- _Task requirements_: In the records below, pick out all lines containing the word "feeds".

(Dataset entries on figures)
▼
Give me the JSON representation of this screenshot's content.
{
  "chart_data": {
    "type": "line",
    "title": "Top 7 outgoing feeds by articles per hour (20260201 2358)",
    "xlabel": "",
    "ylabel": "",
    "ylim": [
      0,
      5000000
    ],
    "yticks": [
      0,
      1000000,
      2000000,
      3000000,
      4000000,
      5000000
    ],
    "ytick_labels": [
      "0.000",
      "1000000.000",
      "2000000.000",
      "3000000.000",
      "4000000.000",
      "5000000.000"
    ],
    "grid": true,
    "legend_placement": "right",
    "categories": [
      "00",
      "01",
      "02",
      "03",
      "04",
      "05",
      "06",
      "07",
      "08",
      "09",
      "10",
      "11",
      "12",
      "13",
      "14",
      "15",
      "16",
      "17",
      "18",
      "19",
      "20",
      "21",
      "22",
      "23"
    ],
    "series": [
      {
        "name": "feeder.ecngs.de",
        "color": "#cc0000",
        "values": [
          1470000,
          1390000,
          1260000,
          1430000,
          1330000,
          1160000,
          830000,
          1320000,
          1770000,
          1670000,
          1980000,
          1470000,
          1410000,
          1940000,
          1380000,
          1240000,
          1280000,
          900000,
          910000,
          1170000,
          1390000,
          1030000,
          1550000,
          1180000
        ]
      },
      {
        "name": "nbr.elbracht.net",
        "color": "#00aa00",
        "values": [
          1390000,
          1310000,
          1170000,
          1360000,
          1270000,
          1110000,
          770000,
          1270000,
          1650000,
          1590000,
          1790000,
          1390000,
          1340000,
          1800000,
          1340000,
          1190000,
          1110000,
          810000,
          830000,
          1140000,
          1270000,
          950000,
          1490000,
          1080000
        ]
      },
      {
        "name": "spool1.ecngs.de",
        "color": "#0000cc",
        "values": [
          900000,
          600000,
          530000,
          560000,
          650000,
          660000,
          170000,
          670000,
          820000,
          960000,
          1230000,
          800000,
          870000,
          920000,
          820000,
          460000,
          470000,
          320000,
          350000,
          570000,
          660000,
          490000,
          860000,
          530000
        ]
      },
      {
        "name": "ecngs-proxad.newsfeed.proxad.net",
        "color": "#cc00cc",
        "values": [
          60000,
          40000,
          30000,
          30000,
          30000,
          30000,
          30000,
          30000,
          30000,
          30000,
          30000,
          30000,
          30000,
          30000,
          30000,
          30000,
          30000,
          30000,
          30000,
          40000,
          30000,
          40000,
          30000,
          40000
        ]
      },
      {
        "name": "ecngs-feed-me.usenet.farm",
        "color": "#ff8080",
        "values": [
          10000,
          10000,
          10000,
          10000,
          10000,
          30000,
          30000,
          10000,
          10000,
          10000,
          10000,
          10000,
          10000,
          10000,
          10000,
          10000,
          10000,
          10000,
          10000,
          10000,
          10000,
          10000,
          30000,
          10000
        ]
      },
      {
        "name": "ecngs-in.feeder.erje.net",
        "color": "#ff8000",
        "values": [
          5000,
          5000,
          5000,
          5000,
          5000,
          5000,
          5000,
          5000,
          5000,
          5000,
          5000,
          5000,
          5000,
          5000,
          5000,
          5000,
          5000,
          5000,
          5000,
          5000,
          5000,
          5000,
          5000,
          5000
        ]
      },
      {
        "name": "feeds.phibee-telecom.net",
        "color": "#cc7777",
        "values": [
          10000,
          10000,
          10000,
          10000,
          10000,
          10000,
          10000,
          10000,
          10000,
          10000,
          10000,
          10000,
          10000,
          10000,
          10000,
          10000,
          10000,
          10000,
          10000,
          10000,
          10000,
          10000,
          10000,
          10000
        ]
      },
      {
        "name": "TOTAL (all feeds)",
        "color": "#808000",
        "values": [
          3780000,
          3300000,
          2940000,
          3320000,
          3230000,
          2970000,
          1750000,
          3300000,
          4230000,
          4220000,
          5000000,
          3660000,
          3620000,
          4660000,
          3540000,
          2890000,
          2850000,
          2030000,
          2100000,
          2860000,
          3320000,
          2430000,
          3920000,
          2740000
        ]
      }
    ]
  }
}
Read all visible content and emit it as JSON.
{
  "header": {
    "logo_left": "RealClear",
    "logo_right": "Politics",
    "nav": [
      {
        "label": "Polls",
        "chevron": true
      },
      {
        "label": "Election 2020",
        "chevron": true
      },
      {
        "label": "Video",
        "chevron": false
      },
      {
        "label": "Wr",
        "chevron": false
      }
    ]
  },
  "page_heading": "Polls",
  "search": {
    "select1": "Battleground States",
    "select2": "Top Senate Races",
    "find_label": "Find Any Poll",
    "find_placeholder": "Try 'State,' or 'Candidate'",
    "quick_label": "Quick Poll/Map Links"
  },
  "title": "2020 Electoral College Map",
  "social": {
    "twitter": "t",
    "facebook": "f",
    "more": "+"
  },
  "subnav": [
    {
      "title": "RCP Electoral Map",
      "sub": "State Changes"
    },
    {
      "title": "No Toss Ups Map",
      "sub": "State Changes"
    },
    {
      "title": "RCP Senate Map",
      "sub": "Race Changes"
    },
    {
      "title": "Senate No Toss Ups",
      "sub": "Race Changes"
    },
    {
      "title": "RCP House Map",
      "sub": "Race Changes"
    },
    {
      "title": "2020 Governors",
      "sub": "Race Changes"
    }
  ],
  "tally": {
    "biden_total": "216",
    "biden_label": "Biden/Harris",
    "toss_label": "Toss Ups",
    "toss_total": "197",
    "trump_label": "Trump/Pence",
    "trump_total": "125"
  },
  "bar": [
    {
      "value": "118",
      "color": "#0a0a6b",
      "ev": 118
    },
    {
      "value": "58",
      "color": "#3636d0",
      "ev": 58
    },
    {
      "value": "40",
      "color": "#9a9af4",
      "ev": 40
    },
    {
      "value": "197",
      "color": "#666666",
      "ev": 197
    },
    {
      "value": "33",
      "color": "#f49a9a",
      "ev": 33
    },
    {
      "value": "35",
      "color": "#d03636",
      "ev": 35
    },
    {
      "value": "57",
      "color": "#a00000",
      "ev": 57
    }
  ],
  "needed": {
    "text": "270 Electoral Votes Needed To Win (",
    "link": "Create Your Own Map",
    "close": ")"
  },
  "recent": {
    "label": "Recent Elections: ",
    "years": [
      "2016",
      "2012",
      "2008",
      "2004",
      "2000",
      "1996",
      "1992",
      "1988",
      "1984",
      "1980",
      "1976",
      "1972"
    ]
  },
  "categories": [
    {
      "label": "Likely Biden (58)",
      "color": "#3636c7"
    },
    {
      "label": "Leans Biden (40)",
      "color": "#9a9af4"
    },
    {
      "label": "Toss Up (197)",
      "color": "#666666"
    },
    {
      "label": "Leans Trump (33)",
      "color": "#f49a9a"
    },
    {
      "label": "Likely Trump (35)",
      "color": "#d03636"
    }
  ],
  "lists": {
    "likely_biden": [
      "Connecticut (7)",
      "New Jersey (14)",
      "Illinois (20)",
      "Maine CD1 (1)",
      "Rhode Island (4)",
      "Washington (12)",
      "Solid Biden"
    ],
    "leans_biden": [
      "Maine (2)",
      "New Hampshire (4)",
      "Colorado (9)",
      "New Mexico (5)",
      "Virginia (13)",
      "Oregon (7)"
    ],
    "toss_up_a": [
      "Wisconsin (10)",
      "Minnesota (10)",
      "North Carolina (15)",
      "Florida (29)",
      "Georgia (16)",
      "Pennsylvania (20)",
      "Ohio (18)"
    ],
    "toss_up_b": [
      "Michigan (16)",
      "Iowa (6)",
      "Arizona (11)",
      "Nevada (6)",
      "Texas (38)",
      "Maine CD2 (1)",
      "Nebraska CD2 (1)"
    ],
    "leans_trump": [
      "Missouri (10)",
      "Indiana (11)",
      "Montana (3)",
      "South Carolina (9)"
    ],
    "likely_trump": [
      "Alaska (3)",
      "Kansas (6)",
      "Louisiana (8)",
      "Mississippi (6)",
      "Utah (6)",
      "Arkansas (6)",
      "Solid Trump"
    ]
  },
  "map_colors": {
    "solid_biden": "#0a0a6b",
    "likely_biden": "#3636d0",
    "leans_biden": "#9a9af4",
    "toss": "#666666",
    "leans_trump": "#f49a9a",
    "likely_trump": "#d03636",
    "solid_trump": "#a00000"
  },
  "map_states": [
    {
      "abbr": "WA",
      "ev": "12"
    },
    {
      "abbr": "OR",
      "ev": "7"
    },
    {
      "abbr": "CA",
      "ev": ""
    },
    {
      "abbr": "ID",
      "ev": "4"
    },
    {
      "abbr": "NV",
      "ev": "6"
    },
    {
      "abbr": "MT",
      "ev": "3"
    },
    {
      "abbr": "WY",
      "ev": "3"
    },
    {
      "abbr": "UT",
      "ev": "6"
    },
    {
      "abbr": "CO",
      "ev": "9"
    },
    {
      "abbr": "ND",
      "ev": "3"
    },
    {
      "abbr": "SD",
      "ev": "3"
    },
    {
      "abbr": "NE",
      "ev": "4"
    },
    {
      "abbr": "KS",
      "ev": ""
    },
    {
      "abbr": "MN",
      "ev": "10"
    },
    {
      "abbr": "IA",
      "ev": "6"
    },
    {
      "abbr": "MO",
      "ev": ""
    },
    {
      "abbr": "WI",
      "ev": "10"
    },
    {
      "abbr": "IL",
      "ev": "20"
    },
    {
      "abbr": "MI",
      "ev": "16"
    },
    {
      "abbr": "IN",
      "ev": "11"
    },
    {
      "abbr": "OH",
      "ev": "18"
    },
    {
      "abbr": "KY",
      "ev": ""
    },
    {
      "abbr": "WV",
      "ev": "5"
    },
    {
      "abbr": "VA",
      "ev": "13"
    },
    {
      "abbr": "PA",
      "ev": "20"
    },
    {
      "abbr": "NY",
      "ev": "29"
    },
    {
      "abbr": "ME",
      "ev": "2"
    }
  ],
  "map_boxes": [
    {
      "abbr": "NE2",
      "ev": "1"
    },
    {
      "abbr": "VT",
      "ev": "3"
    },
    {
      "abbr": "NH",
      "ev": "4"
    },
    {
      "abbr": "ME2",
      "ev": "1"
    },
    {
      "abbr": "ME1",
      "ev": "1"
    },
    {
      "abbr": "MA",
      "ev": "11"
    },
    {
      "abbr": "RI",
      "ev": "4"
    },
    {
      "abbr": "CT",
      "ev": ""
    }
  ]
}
▲
- _Solution_:
    "title": "Top 7 outgoing feeds by articles per hour (20260201 2358)",
        "name": "feeds.phibee-telecom.net",
        "name": "TOTAL (all feeds)",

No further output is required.